== Exercise material

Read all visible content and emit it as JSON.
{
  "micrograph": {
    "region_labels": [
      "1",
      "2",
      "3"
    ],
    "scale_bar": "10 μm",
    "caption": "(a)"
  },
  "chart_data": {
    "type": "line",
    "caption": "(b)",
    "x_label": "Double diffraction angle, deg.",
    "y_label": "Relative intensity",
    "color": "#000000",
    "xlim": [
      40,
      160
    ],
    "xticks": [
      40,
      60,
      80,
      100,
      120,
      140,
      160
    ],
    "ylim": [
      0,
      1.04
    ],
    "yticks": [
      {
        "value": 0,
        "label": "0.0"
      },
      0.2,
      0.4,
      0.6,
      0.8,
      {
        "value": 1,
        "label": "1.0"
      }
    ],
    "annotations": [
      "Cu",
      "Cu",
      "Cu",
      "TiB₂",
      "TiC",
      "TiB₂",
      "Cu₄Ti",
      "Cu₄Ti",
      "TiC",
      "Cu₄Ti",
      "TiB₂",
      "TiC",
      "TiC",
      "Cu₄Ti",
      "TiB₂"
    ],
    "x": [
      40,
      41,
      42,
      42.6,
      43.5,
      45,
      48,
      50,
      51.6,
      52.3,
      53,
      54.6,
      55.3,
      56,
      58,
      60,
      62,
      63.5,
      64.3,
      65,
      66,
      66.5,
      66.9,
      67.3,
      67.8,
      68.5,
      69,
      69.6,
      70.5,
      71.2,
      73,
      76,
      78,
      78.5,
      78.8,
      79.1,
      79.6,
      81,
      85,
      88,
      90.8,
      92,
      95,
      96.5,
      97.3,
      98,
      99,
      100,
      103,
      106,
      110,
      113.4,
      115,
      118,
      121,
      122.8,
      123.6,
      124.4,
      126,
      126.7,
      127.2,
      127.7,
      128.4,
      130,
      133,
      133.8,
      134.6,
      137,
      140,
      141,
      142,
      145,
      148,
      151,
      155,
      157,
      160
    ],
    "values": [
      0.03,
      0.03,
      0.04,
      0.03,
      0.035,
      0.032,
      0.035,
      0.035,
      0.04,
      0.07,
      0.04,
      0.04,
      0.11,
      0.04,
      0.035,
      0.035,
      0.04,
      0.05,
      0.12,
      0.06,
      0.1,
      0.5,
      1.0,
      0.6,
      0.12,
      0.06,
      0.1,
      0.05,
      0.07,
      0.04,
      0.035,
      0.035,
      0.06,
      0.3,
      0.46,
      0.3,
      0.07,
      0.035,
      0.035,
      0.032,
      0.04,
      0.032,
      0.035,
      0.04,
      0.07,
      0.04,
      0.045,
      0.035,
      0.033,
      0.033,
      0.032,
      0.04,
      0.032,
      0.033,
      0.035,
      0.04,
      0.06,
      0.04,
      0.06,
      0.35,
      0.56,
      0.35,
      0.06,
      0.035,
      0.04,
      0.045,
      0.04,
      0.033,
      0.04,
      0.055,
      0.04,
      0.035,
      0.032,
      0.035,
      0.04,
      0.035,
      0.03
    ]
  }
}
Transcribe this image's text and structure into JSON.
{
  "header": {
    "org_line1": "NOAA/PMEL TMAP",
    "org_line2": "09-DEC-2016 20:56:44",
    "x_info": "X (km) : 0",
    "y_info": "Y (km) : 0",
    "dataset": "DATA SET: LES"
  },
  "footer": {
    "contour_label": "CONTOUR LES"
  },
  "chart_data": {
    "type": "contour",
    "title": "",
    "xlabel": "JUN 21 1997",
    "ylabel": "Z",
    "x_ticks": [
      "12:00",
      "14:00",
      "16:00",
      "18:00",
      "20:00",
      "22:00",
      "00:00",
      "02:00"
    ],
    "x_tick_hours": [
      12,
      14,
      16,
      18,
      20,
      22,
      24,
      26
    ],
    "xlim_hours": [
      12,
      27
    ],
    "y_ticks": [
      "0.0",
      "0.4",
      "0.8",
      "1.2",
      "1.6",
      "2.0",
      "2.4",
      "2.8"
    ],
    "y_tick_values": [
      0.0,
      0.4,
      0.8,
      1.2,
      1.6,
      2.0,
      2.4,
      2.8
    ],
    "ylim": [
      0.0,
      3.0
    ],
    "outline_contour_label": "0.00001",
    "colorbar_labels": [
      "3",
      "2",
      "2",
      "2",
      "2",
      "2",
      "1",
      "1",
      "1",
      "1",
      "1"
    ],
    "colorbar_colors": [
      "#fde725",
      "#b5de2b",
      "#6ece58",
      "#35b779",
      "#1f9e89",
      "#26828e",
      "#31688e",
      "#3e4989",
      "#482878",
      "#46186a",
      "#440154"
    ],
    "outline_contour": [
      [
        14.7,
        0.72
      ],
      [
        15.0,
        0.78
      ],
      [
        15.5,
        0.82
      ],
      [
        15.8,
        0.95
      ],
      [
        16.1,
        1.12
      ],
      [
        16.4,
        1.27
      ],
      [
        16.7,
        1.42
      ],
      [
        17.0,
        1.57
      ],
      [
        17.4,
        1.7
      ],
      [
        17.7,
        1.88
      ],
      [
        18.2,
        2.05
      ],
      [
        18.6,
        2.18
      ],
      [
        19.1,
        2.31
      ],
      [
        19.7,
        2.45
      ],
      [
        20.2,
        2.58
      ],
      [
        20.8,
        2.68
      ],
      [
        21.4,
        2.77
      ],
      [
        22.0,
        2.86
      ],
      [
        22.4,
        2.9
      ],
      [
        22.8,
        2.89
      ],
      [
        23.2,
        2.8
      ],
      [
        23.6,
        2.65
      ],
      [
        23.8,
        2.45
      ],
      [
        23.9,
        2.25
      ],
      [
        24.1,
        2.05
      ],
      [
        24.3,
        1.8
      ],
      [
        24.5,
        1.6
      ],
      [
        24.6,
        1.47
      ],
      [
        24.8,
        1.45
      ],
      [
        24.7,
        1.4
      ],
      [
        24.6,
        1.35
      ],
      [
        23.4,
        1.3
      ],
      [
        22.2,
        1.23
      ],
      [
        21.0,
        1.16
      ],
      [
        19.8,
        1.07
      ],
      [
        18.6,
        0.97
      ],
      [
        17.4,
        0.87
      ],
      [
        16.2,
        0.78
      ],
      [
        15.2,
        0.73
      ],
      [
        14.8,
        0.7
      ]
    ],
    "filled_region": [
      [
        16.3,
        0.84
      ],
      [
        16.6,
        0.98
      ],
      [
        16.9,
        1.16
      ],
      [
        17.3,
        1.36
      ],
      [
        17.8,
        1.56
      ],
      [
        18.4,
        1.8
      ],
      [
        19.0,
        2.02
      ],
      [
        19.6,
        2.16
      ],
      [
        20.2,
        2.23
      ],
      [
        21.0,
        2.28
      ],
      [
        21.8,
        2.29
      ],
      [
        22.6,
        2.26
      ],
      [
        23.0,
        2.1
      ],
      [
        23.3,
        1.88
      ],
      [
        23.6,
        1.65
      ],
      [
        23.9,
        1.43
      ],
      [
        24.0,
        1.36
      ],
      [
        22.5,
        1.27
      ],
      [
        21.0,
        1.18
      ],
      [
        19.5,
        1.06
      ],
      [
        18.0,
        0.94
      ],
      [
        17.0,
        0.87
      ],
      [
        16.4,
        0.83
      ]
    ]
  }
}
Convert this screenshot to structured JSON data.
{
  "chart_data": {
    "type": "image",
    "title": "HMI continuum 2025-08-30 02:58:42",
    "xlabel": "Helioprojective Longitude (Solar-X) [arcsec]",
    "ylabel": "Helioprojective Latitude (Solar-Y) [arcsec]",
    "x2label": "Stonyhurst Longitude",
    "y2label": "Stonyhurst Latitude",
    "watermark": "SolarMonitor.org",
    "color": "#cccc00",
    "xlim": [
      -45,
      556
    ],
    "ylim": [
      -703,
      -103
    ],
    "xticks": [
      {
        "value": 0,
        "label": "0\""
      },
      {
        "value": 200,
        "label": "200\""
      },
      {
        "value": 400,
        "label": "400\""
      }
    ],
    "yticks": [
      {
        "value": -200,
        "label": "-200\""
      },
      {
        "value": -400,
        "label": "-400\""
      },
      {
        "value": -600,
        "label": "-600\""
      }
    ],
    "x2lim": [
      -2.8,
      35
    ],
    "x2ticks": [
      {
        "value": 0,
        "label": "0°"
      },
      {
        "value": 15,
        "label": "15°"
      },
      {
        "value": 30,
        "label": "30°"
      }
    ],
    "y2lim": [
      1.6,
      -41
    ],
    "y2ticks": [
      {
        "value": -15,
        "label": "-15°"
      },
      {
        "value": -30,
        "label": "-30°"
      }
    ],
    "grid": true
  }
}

====

[What is required]: Of the lines in the material, how many contain the word "Latitude"? Reply with the number and nothing else.

[Full solution]: 2